Collected data entries
================

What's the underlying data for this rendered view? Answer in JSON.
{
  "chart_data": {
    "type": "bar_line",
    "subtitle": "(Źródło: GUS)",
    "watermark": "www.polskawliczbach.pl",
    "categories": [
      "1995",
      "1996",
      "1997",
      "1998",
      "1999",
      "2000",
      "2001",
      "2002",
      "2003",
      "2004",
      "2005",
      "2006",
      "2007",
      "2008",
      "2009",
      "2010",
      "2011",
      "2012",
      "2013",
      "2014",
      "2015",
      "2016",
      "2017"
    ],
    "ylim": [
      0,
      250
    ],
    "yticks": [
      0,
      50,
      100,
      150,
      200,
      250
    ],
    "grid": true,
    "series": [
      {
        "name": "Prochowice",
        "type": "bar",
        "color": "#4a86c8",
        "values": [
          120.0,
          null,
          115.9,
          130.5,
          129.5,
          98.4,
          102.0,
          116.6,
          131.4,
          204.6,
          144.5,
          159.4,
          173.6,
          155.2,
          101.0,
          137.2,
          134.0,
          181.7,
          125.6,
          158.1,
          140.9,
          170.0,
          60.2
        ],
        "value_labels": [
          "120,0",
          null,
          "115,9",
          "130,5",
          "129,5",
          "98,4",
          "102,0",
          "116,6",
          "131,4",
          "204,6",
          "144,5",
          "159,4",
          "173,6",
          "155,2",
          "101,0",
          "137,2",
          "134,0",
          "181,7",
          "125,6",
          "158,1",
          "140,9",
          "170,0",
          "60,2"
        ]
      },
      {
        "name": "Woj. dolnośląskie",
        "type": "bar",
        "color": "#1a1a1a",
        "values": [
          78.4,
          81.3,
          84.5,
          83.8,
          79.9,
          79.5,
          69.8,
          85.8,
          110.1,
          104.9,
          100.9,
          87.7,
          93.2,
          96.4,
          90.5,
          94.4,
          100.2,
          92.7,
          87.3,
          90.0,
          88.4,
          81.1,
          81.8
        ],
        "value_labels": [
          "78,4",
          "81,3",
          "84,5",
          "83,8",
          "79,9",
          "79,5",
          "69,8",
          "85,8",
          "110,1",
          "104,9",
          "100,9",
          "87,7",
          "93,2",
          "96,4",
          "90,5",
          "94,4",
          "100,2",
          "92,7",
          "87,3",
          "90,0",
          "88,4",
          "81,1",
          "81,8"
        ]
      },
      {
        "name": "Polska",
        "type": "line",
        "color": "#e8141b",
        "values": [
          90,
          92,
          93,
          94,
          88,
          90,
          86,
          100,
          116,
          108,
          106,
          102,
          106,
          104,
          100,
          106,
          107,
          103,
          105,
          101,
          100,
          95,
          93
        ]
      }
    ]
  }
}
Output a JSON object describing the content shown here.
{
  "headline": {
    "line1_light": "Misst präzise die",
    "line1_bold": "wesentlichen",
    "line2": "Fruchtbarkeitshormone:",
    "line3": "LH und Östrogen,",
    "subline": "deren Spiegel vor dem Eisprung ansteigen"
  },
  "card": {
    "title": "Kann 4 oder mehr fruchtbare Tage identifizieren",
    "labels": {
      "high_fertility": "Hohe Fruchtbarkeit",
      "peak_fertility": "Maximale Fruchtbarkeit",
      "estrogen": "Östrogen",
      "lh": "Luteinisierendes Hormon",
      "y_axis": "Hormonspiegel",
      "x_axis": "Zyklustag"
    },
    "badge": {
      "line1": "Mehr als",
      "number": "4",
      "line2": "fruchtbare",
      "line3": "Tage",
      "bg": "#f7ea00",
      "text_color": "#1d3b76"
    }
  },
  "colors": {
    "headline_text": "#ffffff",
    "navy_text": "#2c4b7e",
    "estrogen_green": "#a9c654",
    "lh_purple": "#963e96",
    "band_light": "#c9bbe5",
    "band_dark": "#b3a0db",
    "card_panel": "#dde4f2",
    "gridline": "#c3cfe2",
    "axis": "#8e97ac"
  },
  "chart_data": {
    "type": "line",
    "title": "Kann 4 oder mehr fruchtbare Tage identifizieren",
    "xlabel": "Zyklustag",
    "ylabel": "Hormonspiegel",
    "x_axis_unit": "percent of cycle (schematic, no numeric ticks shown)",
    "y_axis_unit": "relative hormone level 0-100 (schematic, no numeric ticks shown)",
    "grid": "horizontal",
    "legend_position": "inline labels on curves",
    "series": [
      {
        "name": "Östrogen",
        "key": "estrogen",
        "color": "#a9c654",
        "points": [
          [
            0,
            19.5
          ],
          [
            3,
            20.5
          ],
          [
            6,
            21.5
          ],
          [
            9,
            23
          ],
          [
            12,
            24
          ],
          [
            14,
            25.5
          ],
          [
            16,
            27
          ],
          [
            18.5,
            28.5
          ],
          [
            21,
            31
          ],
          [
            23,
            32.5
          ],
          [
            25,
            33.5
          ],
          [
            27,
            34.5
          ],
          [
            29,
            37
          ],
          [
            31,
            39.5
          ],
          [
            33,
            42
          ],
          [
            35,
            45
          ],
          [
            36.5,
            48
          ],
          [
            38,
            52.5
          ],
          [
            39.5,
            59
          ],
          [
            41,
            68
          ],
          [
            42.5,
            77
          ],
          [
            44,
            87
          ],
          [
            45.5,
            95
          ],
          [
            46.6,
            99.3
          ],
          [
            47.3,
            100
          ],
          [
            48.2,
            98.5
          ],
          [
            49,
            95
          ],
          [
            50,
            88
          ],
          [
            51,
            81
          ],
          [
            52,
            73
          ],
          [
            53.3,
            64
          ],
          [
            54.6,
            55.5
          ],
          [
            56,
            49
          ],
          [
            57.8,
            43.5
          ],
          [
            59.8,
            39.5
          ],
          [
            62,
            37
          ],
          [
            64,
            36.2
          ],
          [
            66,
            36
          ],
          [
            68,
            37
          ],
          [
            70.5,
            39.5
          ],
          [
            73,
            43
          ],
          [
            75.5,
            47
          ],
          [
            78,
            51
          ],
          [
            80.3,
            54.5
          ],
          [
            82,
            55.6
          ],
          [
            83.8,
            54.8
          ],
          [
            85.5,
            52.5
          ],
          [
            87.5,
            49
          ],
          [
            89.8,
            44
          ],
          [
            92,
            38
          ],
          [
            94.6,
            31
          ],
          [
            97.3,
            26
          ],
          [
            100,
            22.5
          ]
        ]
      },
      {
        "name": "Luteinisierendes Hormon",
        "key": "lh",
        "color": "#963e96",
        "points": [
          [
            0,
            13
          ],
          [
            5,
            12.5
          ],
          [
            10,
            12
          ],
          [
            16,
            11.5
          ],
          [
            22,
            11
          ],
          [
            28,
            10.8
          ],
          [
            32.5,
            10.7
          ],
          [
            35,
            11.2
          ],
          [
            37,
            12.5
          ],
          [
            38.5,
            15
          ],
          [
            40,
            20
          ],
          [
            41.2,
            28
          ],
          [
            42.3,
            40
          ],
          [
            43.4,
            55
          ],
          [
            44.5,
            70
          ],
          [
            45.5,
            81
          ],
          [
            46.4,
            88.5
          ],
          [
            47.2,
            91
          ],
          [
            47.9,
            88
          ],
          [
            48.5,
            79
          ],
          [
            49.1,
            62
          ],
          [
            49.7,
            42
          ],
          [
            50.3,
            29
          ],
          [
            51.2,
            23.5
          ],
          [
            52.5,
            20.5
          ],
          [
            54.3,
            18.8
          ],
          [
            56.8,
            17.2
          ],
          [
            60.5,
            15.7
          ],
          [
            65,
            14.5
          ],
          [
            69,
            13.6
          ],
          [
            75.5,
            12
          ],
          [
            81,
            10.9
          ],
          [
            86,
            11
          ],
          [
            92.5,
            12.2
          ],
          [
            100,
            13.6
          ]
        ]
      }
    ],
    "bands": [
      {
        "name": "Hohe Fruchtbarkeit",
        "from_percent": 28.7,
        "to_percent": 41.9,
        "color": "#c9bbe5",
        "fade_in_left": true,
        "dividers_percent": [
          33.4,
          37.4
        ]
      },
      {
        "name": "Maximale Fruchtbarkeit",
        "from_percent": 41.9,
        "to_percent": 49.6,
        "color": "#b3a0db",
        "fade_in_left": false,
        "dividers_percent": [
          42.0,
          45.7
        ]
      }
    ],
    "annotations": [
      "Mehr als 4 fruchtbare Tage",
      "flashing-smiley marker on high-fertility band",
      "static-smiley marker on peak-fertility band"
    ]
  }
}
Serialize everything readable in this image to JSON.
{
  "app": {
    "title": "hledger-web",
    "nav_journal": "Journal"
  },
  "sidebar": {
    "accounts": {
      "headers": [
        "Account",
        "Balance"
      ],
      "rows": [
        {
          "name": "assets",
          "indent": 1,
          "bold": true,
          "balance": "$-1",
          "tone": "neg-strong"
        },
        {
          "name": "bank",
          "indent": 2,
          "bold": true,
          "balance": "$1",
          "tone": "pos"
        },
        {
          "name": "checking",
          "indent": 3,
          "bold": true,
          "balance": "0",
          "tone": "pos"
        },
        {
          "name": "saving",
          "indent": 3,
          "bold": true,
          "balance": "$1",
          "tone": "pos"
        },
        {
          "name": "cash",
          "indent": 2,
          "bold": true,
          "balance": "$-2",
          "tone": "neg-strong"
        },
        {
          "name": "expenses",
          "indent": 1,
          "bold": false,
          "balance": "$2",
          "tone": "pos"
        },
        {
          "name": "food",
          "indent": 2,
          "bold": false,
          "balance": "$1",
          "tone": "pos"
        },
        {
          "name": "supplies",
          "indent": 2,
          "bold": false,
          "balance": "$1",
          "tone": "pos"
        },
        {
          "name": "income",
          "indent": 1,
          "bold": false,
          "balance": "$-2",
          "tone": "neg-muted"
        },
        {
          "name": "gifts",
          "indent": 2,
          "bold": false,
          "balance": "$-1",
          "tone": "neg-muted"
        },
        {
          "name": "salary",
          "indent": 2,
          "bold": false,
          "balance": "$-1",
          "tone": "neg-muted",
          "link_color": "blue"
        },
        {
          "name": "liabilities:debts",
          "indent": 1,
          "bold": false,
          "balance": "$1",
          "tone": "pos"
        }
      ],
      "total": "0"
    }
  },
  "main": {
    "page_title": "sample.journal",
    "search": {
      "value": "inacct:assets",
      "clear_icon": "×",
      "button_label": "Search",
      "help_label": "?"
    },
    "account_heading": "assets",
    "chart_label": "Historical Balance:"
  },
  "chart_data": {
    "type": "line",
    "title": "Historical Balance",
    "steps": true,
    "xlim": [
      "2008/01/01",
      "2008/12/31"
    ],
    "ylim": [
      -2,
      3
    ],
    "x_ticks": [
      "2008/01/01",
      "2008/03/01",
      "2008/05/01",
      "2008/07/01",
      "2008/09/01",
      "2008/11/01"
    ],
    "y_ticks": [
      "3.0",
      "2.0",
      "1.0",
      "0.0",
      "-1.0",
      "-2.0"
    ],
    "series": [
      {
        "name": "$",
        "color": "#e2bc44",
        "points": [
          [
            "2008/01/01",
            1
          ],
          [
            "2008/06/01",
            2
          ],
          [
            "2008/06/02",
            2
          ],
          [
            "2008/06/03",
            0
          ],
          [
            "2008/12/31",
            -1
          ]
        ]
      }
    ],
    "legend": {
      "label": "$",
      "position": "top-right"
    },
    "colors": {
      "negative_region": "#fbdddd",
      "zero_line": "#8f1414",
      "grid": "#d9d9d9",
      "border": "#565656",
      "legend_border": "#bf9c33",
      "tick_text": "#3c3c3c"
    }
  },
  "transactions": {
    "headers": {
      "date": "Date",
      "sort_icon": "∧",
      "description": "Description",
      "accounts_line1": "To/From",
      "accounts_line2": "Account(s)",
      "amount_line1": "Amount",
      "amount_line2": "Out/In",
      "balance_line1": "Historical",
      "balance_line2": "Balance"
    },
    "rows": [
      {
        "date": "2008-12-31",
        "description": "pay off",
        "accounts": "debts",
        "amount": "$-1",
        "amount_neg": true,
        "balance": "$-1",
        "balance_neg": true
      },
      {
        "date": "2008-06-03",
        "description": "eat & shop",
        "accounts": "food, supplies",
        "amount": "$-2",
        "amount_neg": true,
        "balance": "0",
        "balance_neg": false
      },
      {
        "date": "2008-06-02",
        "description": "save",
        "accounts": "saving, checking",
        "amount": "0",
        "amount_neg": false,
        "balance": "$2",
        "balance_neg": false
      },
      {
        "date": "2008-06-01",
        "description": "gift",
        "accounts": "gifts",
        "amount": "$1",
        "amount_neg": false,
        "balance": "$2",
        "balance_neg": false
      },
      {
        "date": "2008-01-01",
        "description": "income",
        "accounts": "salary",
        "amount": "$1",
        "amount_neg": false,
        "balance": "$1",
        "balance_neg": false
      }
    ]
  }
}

================

Task details: From the entries above, extract each line containing "supplies".

Written solution:
          "name": "supplies",
        "accounts": "food, supplies",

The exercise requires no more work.